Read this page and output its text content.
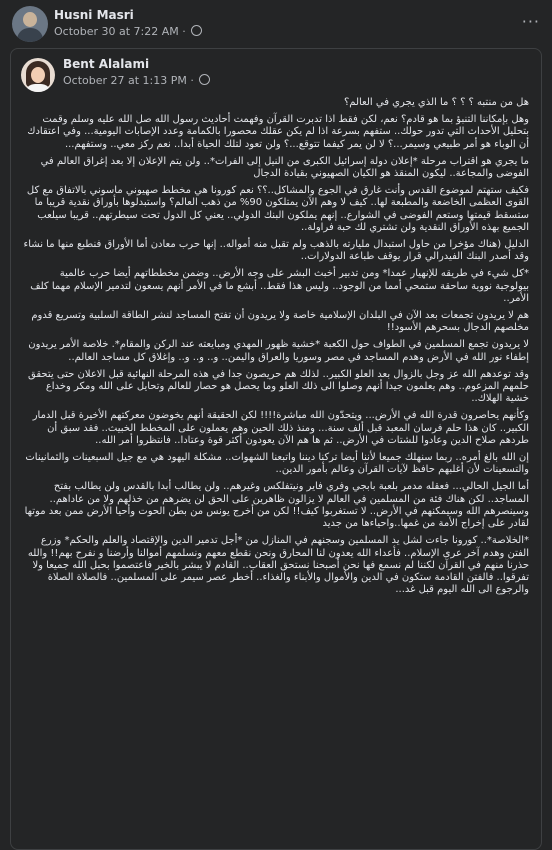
Husni Masri
October 30 at 7:22 AM ·
···
Bent Alalami
October 27 at 1:13 PM ·

هل من منتبه ؟ ؟ ؟ ما الذي يجري في العالم؟

وهل بإمكاننا التنبؤ بما هو قادم؟ نعم، لكن فقط اذا تدبرت القرآن وفهمت أحاديث رسول الله صل الله عليه وسلم وقمت بتحليل الأحداث التي تدور حولك.. ستفهم بسرعة اذا لم يكن عقلك محصورا بالكمامة وعدد الإصابات اليومية... وفي اعتقادك أن الوباء هو أمر طبيعي وسيمر...؟ لا لن يمر كيفما تتوقع...؟ ولن تعود لتلك الحياة أبدا.. نعم ركز معي.. وستفهم...

ما يجري هو اقتراب مرحلة *إعلان دولة إسرائيل الكبرى من النيل إلى الفرات*.. ولن يتم الإعلان إلا بعد إغراق العالم في الفوضى والمجاعة.. ليكون المنقذ هو الكيان الصهيوني بقيادة الدجال

فكيف ستهتم لموضوع القدس وأنت غارق في الجوع والمشاكل..؟؟ نعم كورونا هي مخطط صهيوني ماسوني بالاتفاق مع كل القوى العظمى الخاضعة والمطبعة لها.. كيف لا وهم الآن يمتلكون 90% من ذهب العالم؟ واستبدلوها بأوراق نقدية قريبا ما ستسقط قيمتها وستعم الفوضى في الشوارع.. إنهم يملكون البنك الدولي.. يعني كل الدول تحت سيطرتهم.. قريبا سيلعب الجميع بهذه الأوراق النقدية ولن تشتري لك حبة فراولة..

الدليل (هناك مؤخرا من حاول استبدال مليارته بالذهب ولم تقبل منه أمواله.. إنها حرب معادن أما الأوراق فنطبع منها ما نشاء وقد أصدر البنك الفيدرالي قرار يوقف طباعة الدولارات..

*كل شيء في طريقه للإنهيار عمدا* ومن تدبير أخبث البشر على وجه الأرض.. وضمن مخططاتهم أيضا حرب عالمية بيولوجية نووية ساحقة ستمحي أمما من الوجود.. وليس هذا فقط.. أبشع ما في الأمر أنهم يسعون لتدمير الإسلام مهما كلف الأمر..

هم لا يريدون تجمعات بعد الآن في البلدان الإسلامية خاصة ولا يريدون أن تفتح المساجد لنشر الطاقة السلبية وتسريع قدوم مخلصهم الدجال بسحرهم الأسود!!

لا يريدون تجمع المسلمين في الطواف حول الكعبة *خشية ظهور المهدي ومبايعته عند الركن والمقام*. خلاصة الأمر يريدون إطفاء نور الله في الأرض وهدم المساجد في مصر وسوريا والعراق واليمن.. و.. و.. و.. وإغلاق كل مساجد العالم..

وقد توعدهم الله عز وجل بالزوال بعد العلو الكبير.. لذلك هم حريصون جدا في هذه المرحلة النهائية قبل الاعلان حتى يتحقق حلمهم المزعوم.. وهم يعلمون جيدا أنهم وصلوا الى ذلك العلو وما يحصل هو حصار للعالم وتحايل على الله ومكر وخداع خشية الهلاك..

وكأنهم يحاصرون قدرة الله في الأرض... ويتحدّون الله مباشرة!!!! لكن الحقيقة أنهم يخوضون معركتهم الأخيرة قبل الدمار الكبير.. كان هذا حلم فرسان المعبد قبل ألف سنة... ومنذ ذلك الحين وهم يعملون على المخطط الخبيث.. فقد سبق أن طردهم صلاح الدين وعادوا للشتات في الأرض.. ثم ها هم الآن يعودون أكثر قوة وعتادا.. فانتظروا أمر الله..

إن الله بالغ أمره.. ربما سنهلك جميعا لأننا أيضا تركنا ديننا واتبعنا الشهوات.. مشكلة اليهود هي مع جيل السبعينات والثمانينات والتسعينات لأن أغلبهم حافظ لآيات القرآن وعالم بأمور الدين..

أما الجيل الحالي... فعقله مدمر بلعبة بابجي وفري فاير ونيتفلكس وغيرهم.. ولن يطالب أبدا بالقدس ولن يطالب بفتح المساجد.. لكن هناك فئة من المسلمين في العالم لا يزالون ظاهرين على الحق لن يضرهم من خذلهم ولا من عاداهم.. وسينصرهم الله وسيمكنهم في الأرض.. لا تستغربوا كيف!! لكن من أخرج يونس من بطن الحوت وأحيا الأرض ممن بعد موتها لقادر على إخراج الأمة من غمها..واحياءها من جديد

*الخلاصة*.. كورونا جاءت لشل يد المسلمين وسجنهم في المنازل من *أجل تدمير الدين والإقتصاد والعلم والحكم* وزرع الفتن وهدم آخر عرى الإسلام.. فأعداء الله يعدون لنا المحارق ونحن نقطع معهم ونسلمهم أموالنا وأرضنا و نفرح بهم!! والله حذرنا منهم في القرآن لكننا لم نسمع فها نحن أصبحنا نستحق العقاب.. القادم لا يبشر بالخير فاعتصموا بحبل الله جميعا ولا تفرقوا.. فالفتن القادمة ستكون في الدين والأموال والأبناء والغذاء.. أخطر عصر سيمر على المسلمين.. فالصلاة الصلاة والرجوع الى الله اليوم قبل غد...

● ● ● ● ●

Work required ▸ All of the entries need to be transcribed word for word; pictures are left out.

The completed task ▸
Read this page and output its text content.
Husni Masri
October 30 at 7:22 AM ·
···
Bent Alalami
October 27 at 1:13 PM ·

هل من منتبه ؟ ؟ ؟ ما الذي يجري في العالم؟

وهل بإمكاننا التنبؤ بما هو قادم؟ نعم، لكن فقط اذا تدبرت القرآن وفهمت أحاديث رسول الله صل الله عليه وسلم وقمت بتحليل الأحداث التي تدور حولك.. ستفهم بسرعة اذا لم يكن عقلك محصورا بالكمامة وعدد الإصابات اليومية... وفي اعتقادك أن الوباء هو أمر طبيعي وسيمر...؟ لا لن يمر كيفما تتوقع...؟ ولن تعود لتلك الحياة أبدا.. نعم ركز معي.. وستفهم...

ما يجري هو اقتراب مرحلة *إعلان دولة إسرائيل الكبرى من النيل إلى الفرات*.. ولن يتم الإعلان إلا بعد إغراق العالم في الفوضى والمجاعة.. ليكون المنقذ هو الكيان الصهيوني بقيادة الدجال

فكيف ستهتم لموضوع القدس وأنت غارق في الجوع والمشاكل..؟؟ نعم كورونا هي مخطط صهيوني ماسوني بالاتفاق مع كل القوى العظمى الخاضعة والمطبعة لها.. كيف لا وهم الآن يمتلكون 90% من ذهب العالم؟ واستبدلوها بأوراق نقدية قريبا ما ستسقط قيمتها وستعم الفوضى في الشوارع.. إنهم يملكون البنك الدولي.. يعني كل الدول تحت سيطرتهم.. قريبا سيلعب الجميع بهذه الأوراق النقدية ولن تشتري لك حبة فراولة..

الدليل (هناك مؤخرا من حاول استبدال مليارته بالذهب ولم تقبل منه أمواله.. إنها حرب معادن أما الأوراق فنطبع منها ما نشاء وقد أصدر البنك الفيدرالي قرار يوقف طباعة الدولارات..

*كل شيء في طريقه للإنهيار عمدا* ومن تدبير أخبث البشر على وجه الأرض.. وضمن مخططاتهم أيضا حرب عالمية بيولوجية نووية ساحقة ستمحي أمما من الوجود.. وليس هذا فقط.. أبشع ما في الأمر أنهم يسعون لتدمير الإسلام مهما كلف الأمر..

هم لا يريدون تجمعات بعد الآن في البلدان الإسلامية خاصة ولا يريدون أن تفتح المساجد لنشر الطاقة السلبية وتسريع قدوم مخلصهم الدجال بسحرهم الأسود!!

لا يريدون تجمع المسلمين في الطواف حول الكعبة *خشية ظهور المهدي ومبايعته عند الركن والمقام*. خلاصة الأمر يريدون إطفاء نور الله في الأرض وهدم المساجد في مصر وسوريا والعراق واليمن.. و.. و.. و.. وإغلاق كل مساجد العالم..

وقد توعدهم الله عز وجل بالزوال بعد العلو الكبير.. لذلك هم حريصون جدا في هذه المرحلة النهائية قبل الاعلان حتى يتحقق حلمهم المزعوم.. وهم يعلمون جيدا أنهم وصلوا الى ذلك العلو وما يحصل هو حصار للعالم وتحايل على الله ومكر وخداع خشية الهلاك..

وكأنهم يحاصرون قدرة الله في الأرض... ويتحدّون الله مباشرة!!!! لكن الحقيقة أنهم يخوضون معركتهم الأخيرة قبل الدمار الكبير.. كان هذا حلم فرسان المعبد قبل ألف سنة... ومنذ ذلك الحين وهم يعملون على المخطط الخبيث.. فقد سبق أن طردهم صلاح الدين وعادوا للشتات في الأرض.. ثم ها هم الآن يعودون أكثر قوة وعتادا.. فانتظروا أمر الله..

إن الله بالغ أمره.. ربما سنهلك جميعا لأننا أيضا تركنا ديننا واتبعنا الشهوات.. مشكلة اليهود هي مع جيل السبعينات والثمانينات والتسعينات لأن أغلبهم حافظ لآيات القرآن وعالم بأمور الدين..

أما الجيل الحالي... فعقله مدمر بلعبة بابجي وفري فاير ونيتفلكس وغيرهم.. ولن يطالب أبدا بالقدس ولن يطالب بفتح المساجد.. لكن هناك فئة من المسلمين في العالم لا يزالون ظاهرين على الحق لن يضرهم من خذلهم ولا من عاداهم.. وسينصرهم الله وسيمكنهم في الأرض.. لا تستغربوا كيف!! لكن من أخرج يونس من بطن الحوت وأحيا الأرض ممن بعد موتها لقادر على إخراج الأمة من غمها..واحياءها من جديد

*الخلاصة*.. كورونا جاءت لشل يد المسلمين وسجنهم في المنازل من *أجل تدمير الدين والإقتصاد والعلم والحكم* وزرع الفتن وهدم آخر عرى الإسلام.. فأعداء الله يعدون لنا المحارق ونحن نقطع معهم ونسلمهم أموالنا وأرضنا و نفرح بهم!! والله حذرنا منهم في القرآن لكننا لم نسمع فها نحن أصبحنا نستحق العقاب.. القادم لا يبشر بالخير فاعتصموا بحبل الله جميعا ولا تفرقوا.. فالفتن القادمة ستكون في الدين والأموال والأبناء والغذاء.. أخطر عصر سيمر على المسلمين.. فالصلاة الصلاة والرجوع الى الله اليوم قبل غد...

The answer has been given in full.